▶ Challenge: Single out the lines that include the word "Ctrl". Copy them.

-- Begin --

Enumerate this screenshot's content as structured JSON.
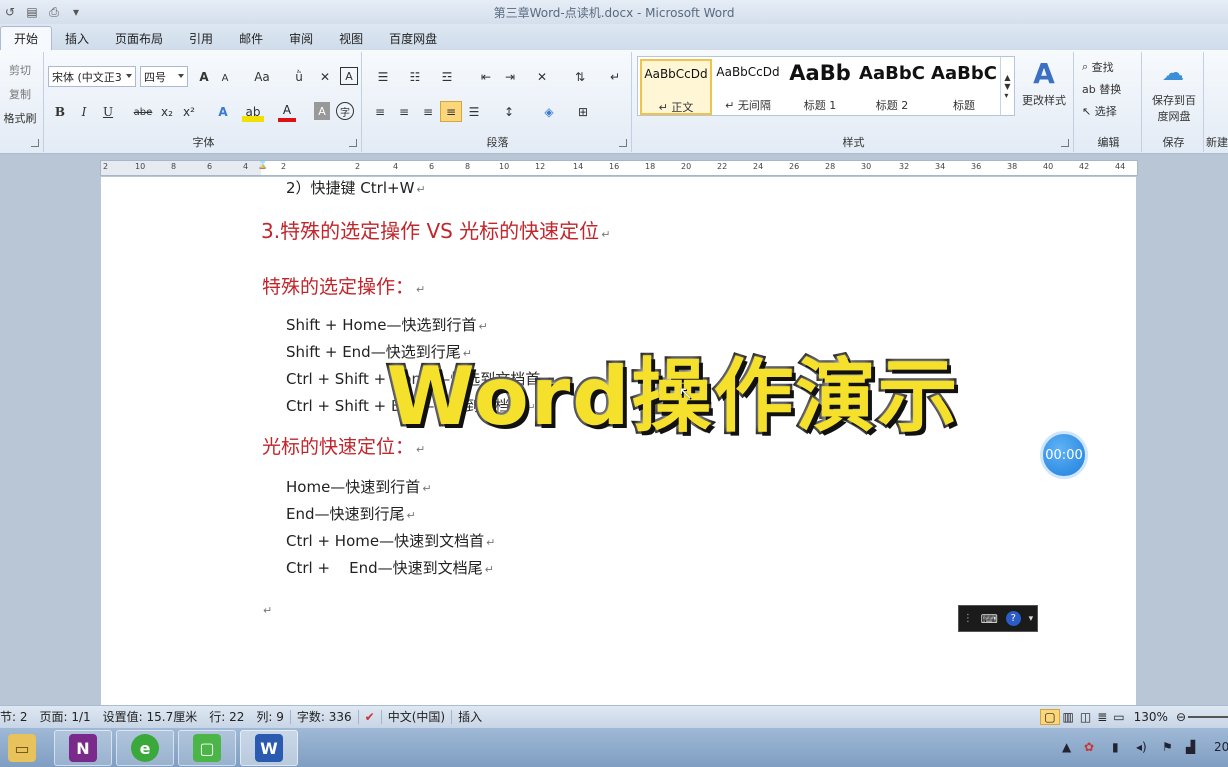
{
  "window": {
    "title": "第三章Word-点读机.docx - Microsoft Word"
  },
  "tabs": [
    "开始",
    "插入",
    "页面布局",
    "引用",
    "邮件",
    "审阅",
    "视图",
    "百度网盘"
  ],
  "ribbon": {
    "clipboard": {
      "cut": "剪切",
      "copy": "复制",
      "format_painter": "格式刷"
    },
    "font": {
      "label": "字体",
      "font_name": "宋体 (中文正3",
      "font_size": "四号",
      "bold": "B",
      "italic": "I",
      "underline": "U",
      "strike": "abe",
      "subscript": "x₂",
      "superscript": "x²",
      "aa": "Aa",
      "grow": "A",
      "shrink": "A"
    },
    "paragraph": {
      "label": "段落"
    },
    "styles": {
      "label": "样式",
      "items": [
        {
          "sample": "AaBbCcDd",
          "name": "↵ 正文"
        },
        {
          "sample": "AaBbCcDd",
          "name": "↵ 无间隔"
        },
        {
          "sample": "AaBb",
          "name": "标题 1"
        },
        {
          "sample": "AaBbC",
          "name": "标题 2"
        },
        {
          "sample": "AaBbC",
          "name": "标题"
        }
      ],
      "change_styles": "更改样式"
    },
    "editing": {
      "label": "编辑",
      "find": "查找",
      "replace": "替换",
      "select": "选择"
    },
    "save": {
      "label": "保存",
      "button": "保存到百度网盘",
      "line1": "保存到百",
      "line2": "度网盘"
    },
    "new_group": "新建"
  },
  "ruler": {
    "labels": [
      "2",
      "10",
      "8",
      "6",
      "4",
      "2",
      "2",
      "4",
      "6",
      "8",
      "10",
      "12",
      "14",
      "16",
      "18",
      "20",
      "22",
      "24",
      "26",
      "28",
      "30",
      "32",
      "34",
      "36",
      "38",
      "40",
      "42",
      "44"
    ]
  },
  "document": {
    "line_prev": "2）快捷键 Ctrl+W",
    "heading3": "3.特殊的选定操作 VS 光标的快速定位",
    "sub1": "特殊的选定操作：",
    "sel_items": [
      "Shift + Home—快选到行首",
      "Shift + End—快选到行尾",
      "Ctrl + Shift + Home—快选到文档首",
      "Ctrl + Shift + End—快选到文档尾"
    ],
    "sub2": "光标的快速定位：",
    "nav_items": [
      "Home—快速到行首",
      "End—快速到行尾",
      "Ctrl + Home—快速到文档首",
      "Ctrl +    End—快速到文档尾"
    ],
    "para_mark": "↵"
  },
  "overlay": {
    "text": "Word操作演示"
  },
  "timer": {
    "value": "00:00"
  },
  "statusbar": {
    "section": "节: 2",
    "page": "页面: 1/1",
    "position": "设置值: 15.7厘米",
    "line": "行: 22",
    "column": "列: 9",
    "words": "字数: 336",
    "language": "中文(中国)",
    "mode": "插入",
    "zoom": "130%"
  },
  "taskbar": {
    "clock": "20"
  }
}
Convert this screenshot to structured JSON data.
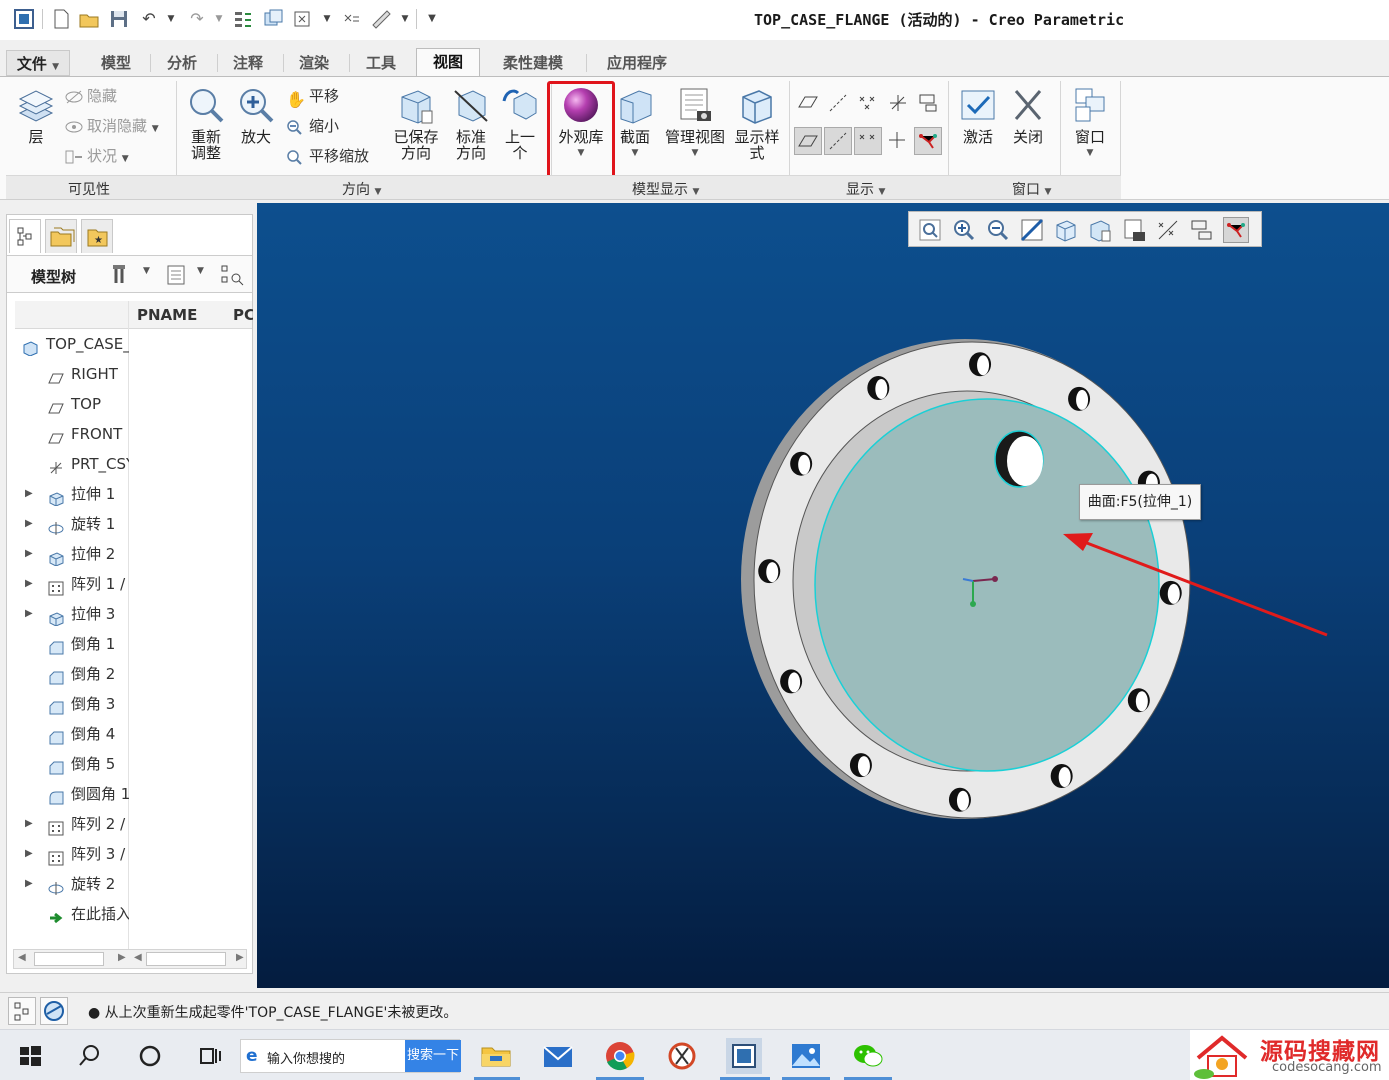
{
  "window": {
    "title": "TOP_CASE_FLANGE (活动的) - Creo Parametric"
  },
  "quick_access": {
    "icons": [
      "app-icon",
      "new-icon",
      "open-icon",
      "save-icon",
      "undo-icon",
      "redo-icon",
      "regenerate-icon",
      "windows-icon",
      "close-window-icon",
      "measure-icon",
      "customize-icon"
    ]
  },
  "ribbon_tabs": [
    {
      "label": "文件",
      "active": false
    },
    {
      "label": "模型",
      "active": false
    },
    {
      "label": "分析",
      "active": false
    },
    {
      "label": "注释",
      "active": false
    },
    {
      "label": "渲染",
      "active": false
    },
    {
      "label": "工具",
      "active": false
    },
    {
      "label": "视图",
      "active": true
    },
    {
      "label": "柔性建模",
      "active": false
    },
    {
      "label": "应用程序",
      "active": false
    }
  ],
  "ribbon": {
    "visibility": {
      "layer": "层",
      "hide": "隐藏",
      "unhide": "取消隐藏",
      "status": "状况",
      "group_label": "可见性"
    },
    "orientation": {
      "refit": "重新调整",
      "zoom_in": "放大",
      "pan": "平移",
      "zoom_out": "缩小",
      "pan_zoom": "平移缩放",
      "saved_orientations": "已保存方向",
      "standard_orientation": "标准方向",
      "previous": "上一个",
      "group_label": "方向"
    },
    "model_display": {
      "appearance_gallery": "外观库",
      "section": "截面",
      "manage_views": "管理视图",
      "display_style": "显示样式",
      "group_label": "模型显示"
    },
    "show": {
      "group_label": "显示"
    },
    "window": {
      "activate": "激活",
      "close": "关闭",
      "windows": "窗口",
      "group_label": "窗口"
    },
    "highlight_color": "#e0141b"
  },
  "model_tree": {
    "title": "模型树",
    "columns": [
      "PNAME",
      "PC"
    ],
    "items": [
      {
        "label": "TOP_CASE_F",
        "icon": "part-icon",
        "expandable": false,
        "indent": 0
      },
      {
        "label": "RIGHT",
        "icon": "datum-plane-icon",
        "expandable": false,
        "indent": 1
      },
      {
        "label": "TOP",
        "icon": "datum-plane-icon",
        "expandable": false,
        "indent": 1
      },
      {
        "label": "FRONT",
        "icon": "datum-plane-icon",
        "expandable": false,
        "indent": 1
      },
      {
        "label": "PRT_CSYS",
        "icon": "csys-icon",
        "expandable": false,
        "indent": 1
      },
      {
        "label": "拉伸 1",
        "icon": "extrude-icon",
        "expandable": true,
        "indent": 1
      },
      {
        "label": "旋转 1",
        "icon": "revolve-icon",
        "expandable": true,
        "indent": 1
      },
      {
        "label": "拉伸 2",
        "icon": "extrude-icon",
        "expandable": true,
        "indent": 1
      },
      {
        "label": "阵列 1 /",
        "icon": "pattern-icon",
        "expandable": true,
        "indent": 1
      },
      {
        "label": "拉伸 3",
        "icon": "extrude-icon",
        "expandable": true,
        "indent": 1
      },
      {
        "label": "倒角 1",
        "icon": "chamfer-icon",
        "expandable": false,
        "indent": 1
      },
      {
        "label": "倒角 2",
        "icon": "chamfer-icon",
        "expandable": false,
        "indent": 1
      },
      {
        "label": "倒角 3",
        "icon": "chamfer-icon",
        "expandable": false,
        "indent": 1
      },
      {
        "label": "倒角 4",
        "icon": "chamfer-icon",
        "expandable": false,
        "indent": 1
      },
      {
        "label": "倒角 5",
        "icon": "chamfer-icon",
        "expandable": false,
        "indent": 1
      },
      {
        "label": "倒圆角 1",
        "icon": "round-icon",
        "expandable": false,
        "indent": 1
      },
      {
        "label": "阵列 2 /",
        "icon": "pattern-icon",
        "expandable": true,
        "indent": 1
      },
      {
        "label": "阵列 3 /",
        "icon": "pattern-icon",
        "expandable": true,
        "indent": 1
      },
      {
        "label": "旋转 2",
        "icon": "revolve-icon",
        "expandable": true,
        "indent": 1
      },
      {
        "label": "在此插入",
        "icon": "insert-here-icon",
        "expandable": false,
        "indent": 1
      }
    ]
  },
  "viewport": {
    "tooltip": "曲面:F5(拉伸_1)",
    "background_top": "#0d4f8e",
    "background_bottom": "#041c3f",
    "surface_color": "#9bbcbc",
    "flange_color": "#e8e8e8"
  },
  "status_bar": {
    "message": "从上次重新生成起零件'TOP_CASE_FLANGE'未被更改。"
  },
  "taskbar": {
    "search_placeholder": "输入你想搜的",
    "search_button": "搜索一下"
  },
  "watermark": {
    "text": "源码搜藏网",
    "url": "codesocang.com"
  }
}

-- End --

▶ Full solution:
    "line_prev": "2）快捷键 Ctrl+W",
      "Ctrl + Shift + Home—快选到文档首",
      "Ctrl + Shift + End—快选到文档尾"
      "Ctrl + Home—快速到文档首",
      "Ctrl +    End—快速到文档尾"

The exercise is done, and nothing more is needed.